* WRITTEN REQUEST
Among the entries below, count the lines where the string "ouer" occurs, and give only the number.

··· INFORMATION GIVEN ···

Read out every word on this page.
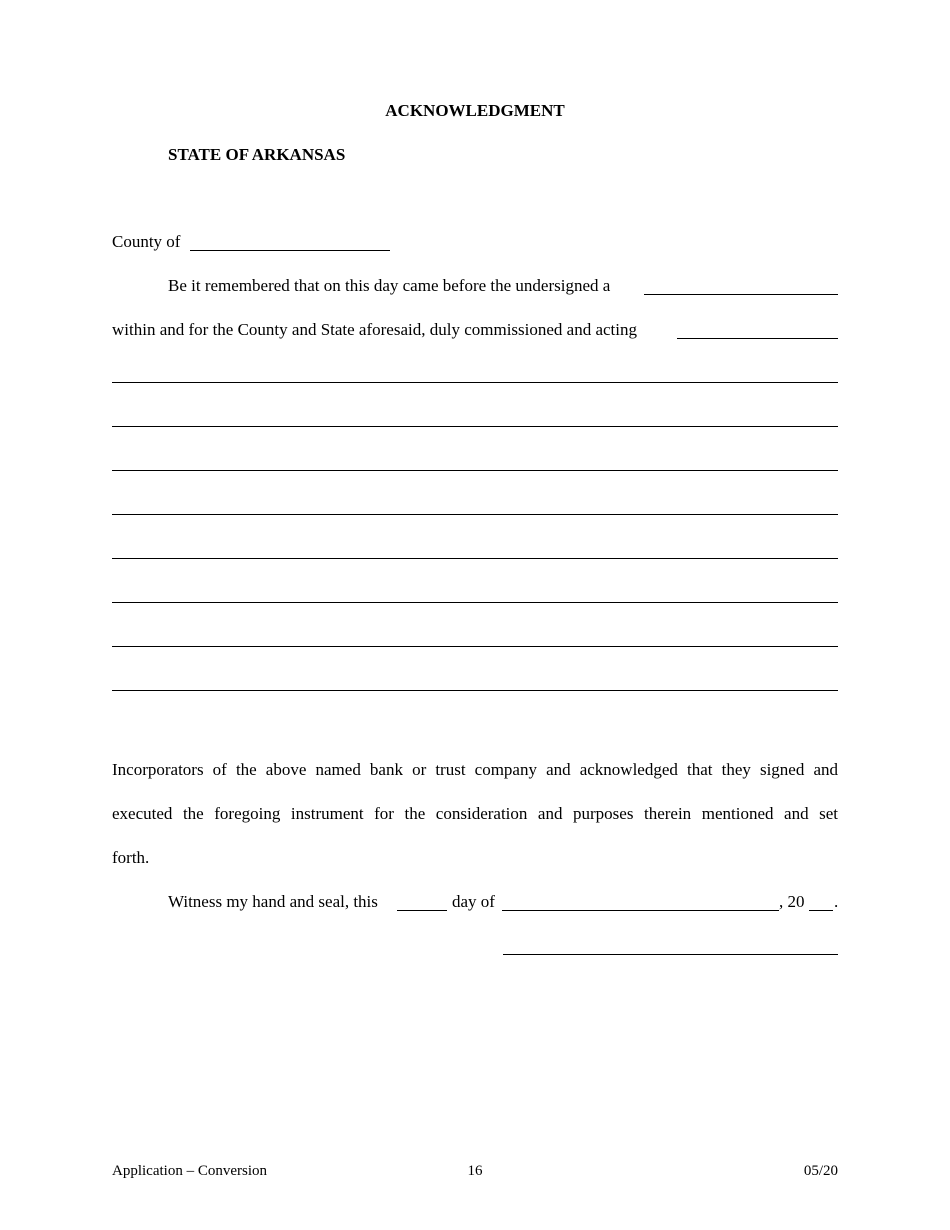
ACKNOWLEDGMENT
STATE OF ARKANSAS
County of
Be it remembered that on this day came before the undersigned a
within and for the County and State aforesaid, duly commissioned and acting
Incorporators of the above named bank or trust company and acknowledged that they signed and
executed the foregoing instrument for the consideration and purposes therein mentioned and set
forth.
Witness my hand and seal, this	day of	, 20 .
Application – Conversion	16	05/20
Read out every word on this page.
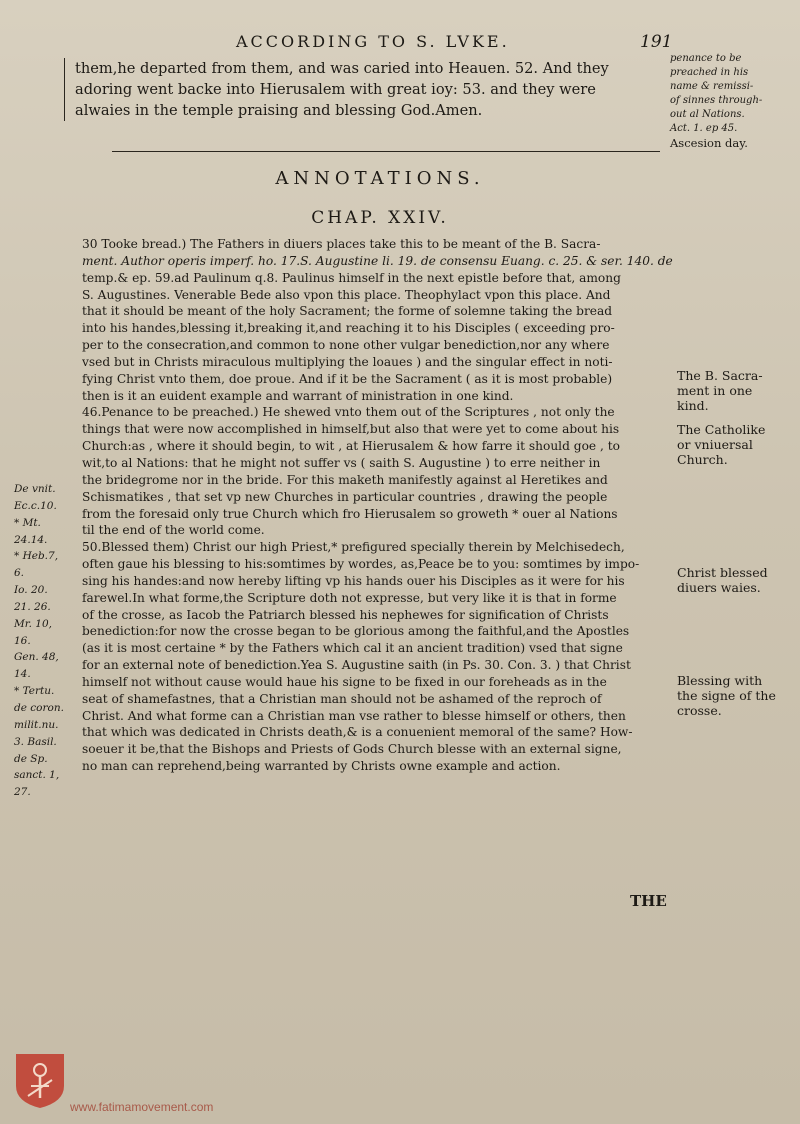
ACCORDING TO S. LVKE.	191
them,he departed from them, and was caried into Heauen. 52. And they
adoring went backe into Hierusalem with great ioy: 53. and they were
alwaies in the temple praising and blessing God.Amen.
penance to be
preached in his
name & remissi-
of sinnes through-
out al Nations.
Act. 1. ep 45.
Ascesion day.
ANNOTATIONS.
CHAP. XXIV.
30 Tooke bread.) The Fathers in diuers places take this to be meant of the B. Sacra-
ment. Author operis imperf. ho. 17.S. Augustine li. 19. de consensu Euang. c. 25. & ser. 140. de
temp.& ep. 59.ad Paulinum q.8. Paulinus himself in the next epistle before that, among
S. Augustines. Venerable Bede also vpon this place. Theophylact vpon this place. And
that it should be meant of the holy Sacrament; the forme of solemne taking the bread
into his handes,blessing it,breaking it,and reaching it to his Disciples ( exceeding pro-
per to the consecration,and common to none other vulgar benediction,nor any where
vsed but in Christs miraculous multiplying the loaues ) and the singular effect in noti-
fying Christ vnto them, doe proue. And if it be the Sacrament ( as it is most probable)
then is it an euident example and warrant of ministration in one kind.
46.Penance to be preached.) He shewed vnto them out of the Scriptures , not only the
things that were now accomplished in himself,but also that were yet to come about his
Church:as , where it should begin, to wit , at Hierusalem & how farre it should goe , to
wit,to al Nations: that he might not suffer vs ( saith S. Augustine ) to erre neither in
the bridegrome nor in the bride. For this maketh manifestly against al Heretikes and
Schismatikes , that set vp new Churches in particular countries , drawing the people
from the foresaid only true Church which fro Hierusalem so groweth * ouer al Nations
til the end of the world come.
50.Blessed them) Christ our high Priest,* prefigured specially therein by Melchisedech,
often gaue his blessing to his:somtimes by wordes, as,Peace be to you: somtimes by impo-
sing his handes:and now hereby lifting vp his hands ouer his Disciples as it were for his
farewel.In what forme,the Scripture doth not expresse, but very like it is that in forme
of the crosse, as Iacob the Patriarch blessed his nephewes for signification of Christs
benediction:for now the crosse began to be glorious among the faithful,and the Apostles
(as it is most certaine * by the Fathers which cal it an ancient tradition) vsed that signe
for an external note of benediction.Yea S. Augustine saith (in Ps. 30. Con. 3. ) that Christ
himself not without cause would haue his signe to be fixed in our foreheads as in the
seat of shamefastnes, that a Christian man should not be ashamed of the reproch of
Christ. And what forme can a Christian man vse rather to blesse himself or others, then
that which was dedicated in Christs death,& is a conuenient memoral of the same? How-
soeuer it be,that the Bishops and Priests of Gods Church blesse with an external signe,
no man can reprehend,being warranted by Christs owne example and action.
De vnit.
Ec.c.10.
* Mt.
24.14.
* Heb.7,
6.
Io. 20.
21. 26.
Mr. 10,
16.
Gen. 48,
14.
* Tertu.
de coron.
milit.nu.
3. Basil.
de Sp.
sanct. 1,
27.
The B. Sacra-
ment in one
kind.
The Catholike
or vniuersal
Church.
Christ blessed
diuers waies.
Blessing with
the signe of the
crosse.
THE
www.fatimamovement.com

···
··· INFORMATION GIVEN ···

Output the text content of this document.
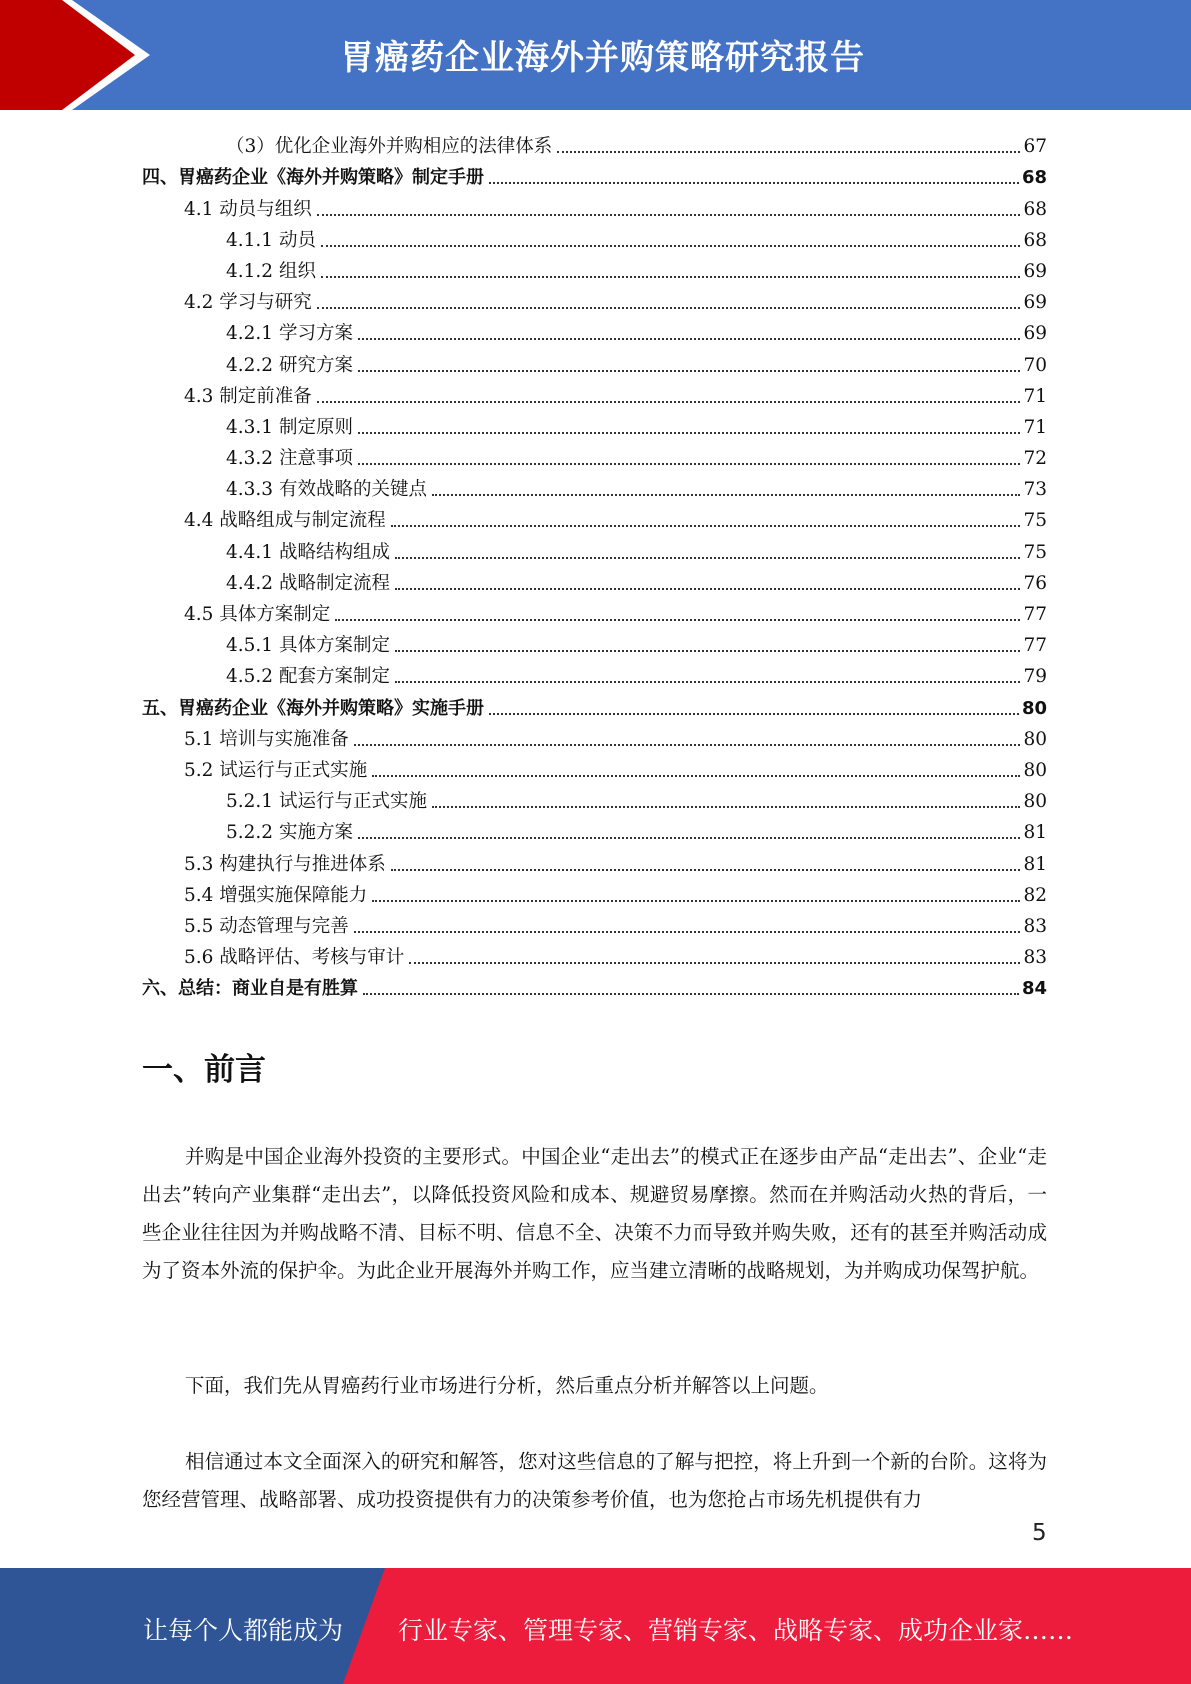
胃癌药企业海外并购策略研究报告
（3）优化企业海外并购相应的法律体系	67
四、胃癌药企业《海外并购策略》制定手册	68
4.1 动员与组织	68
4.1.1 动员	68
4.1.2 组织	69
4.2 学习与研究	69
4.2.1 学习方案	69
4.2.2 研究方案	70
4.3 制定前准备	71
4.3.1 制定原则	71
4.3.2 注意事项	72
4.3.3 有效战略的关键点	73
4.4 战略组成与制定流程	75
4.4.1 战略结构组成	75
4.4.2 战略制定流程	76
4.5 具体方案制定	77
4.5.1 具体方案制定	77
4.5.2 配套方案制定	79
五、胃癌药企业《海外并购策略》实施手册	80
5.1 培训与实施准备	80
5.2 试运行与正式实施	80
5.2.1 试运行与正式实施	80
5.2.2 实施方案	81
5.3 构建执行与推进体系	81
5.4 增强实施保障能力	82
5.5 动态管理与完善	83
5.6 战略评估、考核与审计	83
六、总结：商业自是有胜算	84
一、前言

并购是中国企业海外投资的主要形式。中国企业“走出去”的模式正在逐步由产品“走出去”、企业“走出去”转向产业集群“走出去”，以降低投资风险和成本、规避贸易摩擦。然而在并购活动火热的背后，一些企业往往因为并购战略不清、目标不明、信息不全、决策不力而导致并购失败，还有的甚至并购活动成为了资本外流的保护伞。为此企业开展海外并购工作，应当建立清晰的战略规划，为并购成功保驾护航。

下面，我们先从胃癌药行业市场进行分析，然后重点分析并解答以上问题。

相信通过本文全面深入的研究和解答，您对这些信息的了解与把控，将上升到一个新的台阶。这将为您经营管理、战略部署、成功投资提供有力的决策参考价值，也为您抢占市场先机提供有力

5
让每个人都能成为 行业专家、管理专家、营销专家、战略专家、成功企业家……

···
··· INFORMATION GIVEN ···

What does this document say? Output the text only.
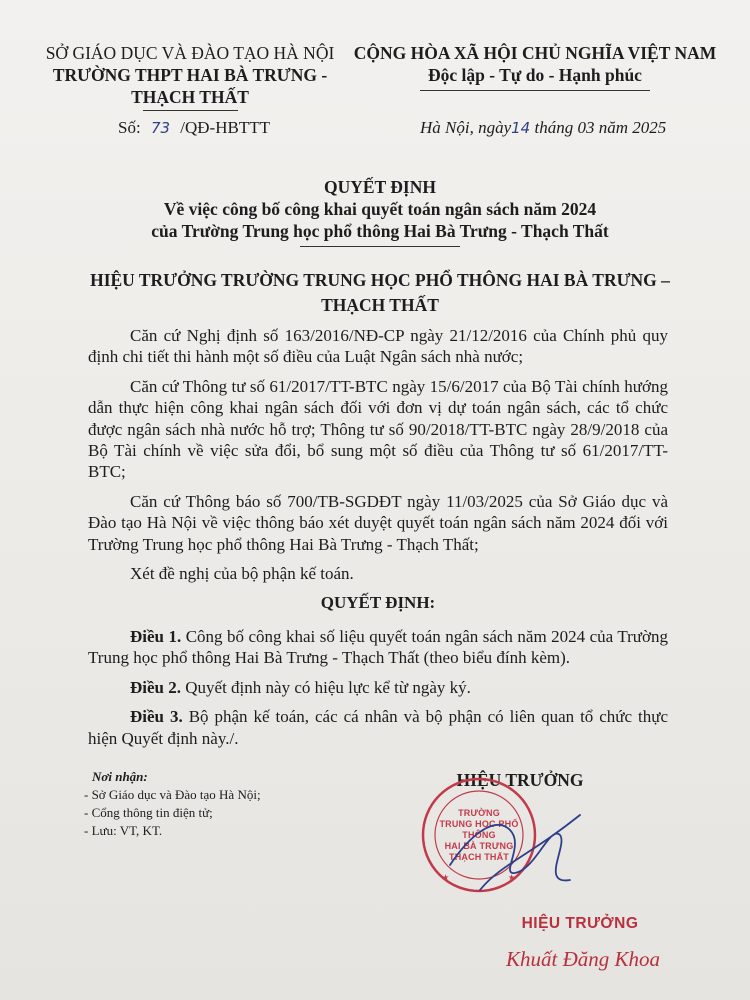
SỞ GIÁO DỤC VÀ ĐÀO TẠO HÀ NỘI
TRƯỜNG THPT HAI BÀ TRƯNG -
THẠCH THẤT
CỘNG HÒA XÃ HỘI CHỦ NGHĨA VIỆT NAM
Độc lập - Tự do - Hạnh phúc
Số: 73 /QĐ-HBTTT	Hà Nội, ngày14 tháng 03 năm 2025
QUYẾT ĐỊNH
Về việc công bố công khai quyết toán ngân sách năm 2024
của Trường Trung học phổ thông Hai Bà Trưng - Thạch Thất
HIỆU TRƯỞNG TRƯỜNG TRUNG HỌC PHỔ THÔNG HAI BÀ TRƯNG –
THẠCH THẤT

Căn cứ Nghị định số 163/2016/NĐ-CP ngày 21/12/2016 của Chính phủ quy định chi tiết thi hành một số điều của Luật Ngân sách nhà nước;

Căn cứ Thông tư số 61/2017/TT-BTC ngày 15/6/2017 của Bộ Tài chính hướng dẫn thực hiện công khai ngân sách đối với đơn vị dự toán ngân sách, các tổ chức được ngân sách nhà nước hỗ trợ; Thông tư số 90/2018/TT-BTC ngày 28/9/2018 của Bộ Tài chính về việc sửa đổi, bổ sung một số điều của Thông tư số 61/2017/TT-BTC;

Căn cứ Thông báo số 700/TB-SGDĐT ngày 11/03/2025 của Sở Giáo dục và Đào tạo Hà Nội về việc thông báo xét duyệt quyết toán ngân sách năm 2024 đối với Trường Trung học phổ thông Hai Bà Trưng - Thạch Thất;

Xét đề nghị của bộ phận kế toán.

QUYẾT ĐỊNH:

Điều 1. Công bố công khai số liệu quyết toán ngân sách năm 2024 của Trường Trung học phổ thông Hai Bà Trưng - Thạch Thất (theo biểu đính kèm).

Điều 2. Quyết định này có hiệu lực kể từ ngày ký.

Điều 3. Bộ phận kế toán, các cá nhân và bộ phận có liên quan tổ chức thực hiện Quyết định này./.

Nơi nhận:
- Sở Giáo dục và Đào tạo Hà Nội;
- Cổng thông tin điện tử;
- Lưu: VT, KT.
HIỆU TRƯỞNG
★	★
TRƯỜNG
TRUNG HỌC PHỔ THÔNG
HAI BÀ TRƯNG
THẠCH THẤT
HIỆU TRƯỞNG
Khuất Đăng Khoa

···

* ANSWER FOR THIS EXERCISE
2